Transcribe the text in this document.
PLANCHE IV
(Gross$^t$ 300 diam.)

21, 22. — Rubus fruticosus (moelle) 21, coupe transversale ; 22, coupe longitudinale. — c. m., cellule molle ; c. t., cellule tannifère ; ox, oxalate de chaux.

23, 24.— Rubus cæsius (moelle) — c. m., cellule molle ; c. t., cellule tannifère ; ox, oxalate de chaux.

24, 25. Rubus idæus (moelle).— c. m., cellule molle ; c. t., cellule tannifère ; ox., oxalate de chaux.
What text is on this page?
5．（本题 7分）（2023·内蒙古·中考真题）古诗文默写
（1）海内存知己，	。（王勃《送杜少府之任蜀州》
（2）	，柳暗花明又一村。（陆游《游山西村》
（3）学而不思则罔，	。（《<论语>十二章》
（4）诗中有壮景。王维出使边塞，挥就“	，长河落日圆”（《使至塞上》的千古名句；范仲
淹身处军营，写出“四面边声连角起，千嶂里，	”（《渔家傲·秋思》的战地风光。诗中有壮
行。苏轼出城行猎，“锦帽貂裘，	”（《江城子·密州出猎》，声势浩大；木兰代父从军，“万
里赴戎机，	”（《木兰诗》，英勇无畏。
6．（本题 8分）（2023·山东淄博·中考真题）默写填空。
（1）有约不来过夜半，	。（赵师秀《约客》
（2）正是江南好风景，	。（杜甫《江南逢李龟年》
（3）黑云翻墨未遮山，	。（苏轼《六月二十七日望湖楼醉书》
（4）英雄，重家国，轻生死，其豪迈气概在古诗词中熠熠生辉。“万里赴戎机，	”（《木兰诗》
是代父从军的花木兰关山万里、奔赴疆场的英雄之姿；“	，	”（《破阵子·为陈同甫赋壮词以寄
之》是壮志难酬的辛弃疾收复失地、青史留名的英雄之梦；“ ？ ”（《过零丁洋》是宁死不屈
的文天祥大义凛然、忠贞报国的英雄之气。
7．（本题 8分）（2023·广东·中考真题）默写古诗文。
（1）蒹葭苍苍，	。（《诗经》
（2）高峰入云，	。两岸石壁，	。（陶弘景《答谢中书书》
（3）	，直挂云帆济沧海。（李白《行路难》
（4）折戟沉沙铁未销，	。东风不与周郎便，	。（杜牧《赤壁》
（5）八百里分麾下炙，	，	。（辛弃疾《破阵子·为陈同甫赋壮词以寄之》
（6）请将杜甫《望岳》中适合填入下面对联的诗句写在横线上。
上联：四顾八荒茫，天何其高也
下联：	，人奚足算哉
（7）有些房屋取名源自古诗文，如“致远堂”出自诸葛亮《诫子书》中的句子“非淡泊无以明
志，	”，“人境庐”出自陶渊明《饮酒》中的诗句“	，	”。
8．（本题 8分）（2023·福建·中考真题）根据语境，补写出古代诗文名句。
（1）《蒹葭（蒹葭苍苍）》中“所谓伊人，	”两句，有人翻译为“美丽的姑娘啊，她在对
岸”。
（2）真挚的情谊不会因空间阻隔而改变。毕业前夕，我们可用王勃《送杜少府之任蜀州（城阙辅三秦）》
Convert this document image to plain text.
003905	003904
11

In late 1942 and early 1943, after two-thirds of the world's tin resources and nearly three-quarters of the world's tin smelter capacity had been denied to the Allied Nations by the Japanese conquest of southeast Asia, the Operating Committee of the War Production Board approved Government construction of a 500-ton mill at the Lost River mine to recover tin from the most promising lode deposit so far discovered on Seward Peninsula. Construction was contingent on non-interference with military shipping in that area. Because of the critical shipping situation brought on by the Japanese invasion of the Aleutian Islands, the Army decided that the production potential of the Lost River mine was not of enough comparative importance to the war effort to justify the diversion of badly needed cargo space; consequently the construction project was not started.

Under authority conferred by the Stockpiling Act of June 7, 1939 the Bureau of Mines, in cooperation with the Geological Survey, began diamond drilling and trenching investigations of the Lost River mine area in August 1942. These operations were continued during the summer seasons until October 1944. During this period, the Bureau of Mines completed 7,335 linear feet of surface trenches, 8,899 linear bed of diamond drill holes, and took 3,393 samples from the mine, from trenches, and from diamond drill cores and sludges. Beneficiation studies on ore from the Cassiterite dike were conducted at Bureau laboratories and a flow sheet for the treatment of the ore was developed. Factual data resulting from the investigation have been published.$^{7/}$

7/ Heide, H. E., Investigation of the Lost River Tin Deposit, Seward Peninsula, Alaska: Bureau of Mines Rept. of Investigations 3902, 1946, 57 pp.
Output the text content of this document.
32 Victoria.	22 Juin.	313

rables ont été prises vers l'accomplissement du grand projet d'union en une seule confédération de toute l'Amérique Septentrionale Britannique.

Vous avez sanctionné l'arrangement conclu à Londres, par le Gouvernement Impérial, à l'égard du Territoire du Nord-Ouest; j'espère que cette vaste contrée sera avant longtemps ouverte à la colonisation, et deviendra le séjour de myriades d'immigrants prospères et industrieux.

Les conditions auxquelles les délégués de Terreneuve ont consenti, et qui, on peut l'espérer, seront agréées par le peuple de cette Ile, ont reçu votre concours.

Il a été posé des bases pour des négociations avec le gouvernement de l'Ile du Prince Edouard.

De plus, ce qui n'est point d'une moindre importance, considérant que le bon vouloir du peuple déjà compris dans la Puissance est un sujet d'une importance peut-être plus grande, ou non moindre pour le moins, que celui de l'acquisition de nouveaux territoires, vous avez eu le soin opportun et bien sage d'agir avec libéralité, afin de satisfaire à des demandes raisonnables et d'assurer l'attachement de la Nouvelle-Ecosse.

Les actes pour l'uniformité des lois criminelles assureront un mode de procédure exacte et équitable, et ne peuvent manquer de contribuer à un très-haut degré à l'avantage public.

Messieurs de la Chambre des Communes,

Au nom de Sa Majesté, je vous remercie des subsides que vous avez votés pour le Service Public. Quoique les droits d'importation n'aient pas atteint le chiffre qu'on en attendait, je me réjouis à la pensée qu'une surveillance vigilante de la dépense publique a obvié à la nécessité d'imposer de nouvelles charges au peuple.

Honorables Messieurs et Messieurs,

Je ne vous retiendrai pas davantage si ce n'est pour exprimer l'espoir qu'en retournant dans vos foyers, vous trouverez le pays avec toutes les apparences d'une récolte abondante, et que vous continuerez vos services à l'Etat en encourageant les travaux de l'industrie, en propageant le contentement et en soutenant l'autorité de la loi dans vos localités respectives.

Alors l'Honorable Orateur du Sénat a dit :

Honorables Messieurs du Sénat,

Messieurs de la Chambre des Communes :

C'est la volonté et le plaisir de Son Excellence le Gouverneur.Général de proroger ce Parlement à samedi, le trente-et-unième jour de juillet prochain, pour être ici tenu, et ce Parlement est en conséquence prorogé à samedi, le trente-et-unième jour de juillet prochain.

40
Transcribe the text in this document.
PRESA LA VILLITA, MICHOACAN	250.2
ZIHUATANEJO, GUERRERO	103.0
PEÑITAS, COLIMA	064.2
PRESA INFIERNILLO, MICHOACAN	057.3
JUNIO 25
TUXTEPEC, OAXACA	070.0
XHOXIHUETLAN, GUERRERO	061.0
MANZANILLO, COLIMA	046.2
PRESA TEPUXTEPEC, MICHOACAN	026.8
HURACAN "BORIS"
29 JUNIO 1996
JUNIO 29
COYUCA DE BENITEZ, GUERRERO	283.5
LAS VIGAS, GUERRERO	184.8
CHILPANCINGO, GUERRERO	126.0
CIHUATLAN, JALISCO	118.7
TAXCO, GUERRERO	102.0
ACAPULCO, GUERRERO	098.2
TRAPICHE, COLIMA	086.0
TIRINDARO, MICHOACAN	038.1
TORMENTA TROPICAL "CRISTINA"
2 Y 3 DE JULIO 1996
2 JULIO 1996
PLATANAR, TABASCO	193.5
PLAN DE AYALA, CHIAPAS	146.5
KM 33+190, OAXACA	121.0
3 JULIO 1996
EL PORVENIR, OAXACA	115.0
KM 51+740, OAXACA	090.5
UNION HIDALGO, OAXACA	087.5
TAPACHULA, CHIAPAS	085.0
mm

Written exercise:
Isolate each line of the listing above that includes "importance". Copy it.

Answer in full:
In late 1942 and early 1943, after two-thirds of the world's tin resources and nearly three-quarters of the world's tin smelter capacity had been denied to the Allied Nations by the Japanese conquest of southeast Asia, the Operating Committee of the War Production Board approved Government construction of a 500-ton mill at the Lost River mine to recover tin from the most promising lode deposit so far discovered on Seward Peninsula. Construction was contingent on non-interference with military shipping in that area. Because of the critical shipping situation brought on by the Japanese invasion of the Aleutian Islands, the Army decided that the production potential of the Lost River mine was not of enough comparative importance to the war effort to justify the diversion of badly needed cargo space; consequently the construction project was not started.
De plus, ce qui n'est point d'une moindre importance, considérant que le bon vouloir du peuple déjà compris dans la Puissance est un sujet d'une importance peut-être plus grande, ou non moindre pour le moins, que celui de l'acquisition de nouveaux territoires, vous avez eu le soin opportun et bien sage d'agir avec libéralité, afin de satisfaire à des demandes raisonnables et d'assurer l'attachement de la Nouvelle-Ecosse.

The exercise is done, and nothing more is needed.